=== ENTRIES SHOWN ===

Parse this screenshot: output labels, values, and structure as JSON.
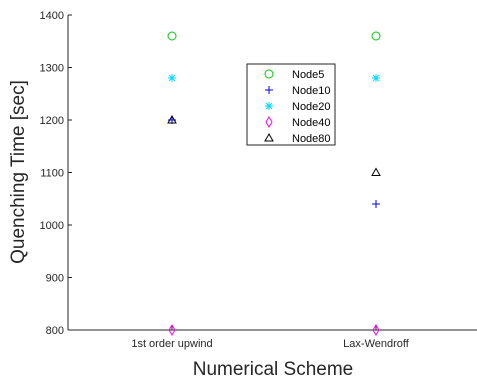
{
  "chart_data": {
    "type": "scatter",
    "title": "",
    "xlabel": "Numerical Scheme",
    "ylabel": "Quenching Time [sec]",
    "categories": [
      "1st order upwind",
      "Lax-Wendroff"
    ],
    "ylim": [
      800,
      1400
    ],
    "yticks": [
      800,
      900,
      1000,
      1100,
      1200,
      1300,
      1400
    ],
    "grid": false,
    "legend_position": "top-center",
    "series": [
      {
        "name": "Node5",
        "marker": "circle",
        "color": "#00cc00",
        "values": [
          1360,
          1360
        ]
      },
      {
        "name": "Node10",
        "marker": "plus",
        "color": "#0000ff",
        "values": [
          1200,
          1040
        ]
      },
      {
        "name": "Node20",
        "marker": "asterisk",
        "color": "#00d8ff",
        "values": [
          1280,
          1280
        ]
      },
      {
        "name": "Node40",
        "marker": "diamond",
        "color": "#ff00ff",
        "values": [
          800,
          800
        ]
      },
      {
        "name": "Node80",
        "marker": "triangle",
        "color": "#000000",
        "values": [
          1200,
          1100
        ]
      }
    ]
  }
}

===

■ PROMPT
List all lines in the material containing the string "marker".

■ REPLY
        "marker": "circle",
        "marker": "plus",
        "marker": "asterisk",
        "marker": "diamond",
        "marker": "triangle",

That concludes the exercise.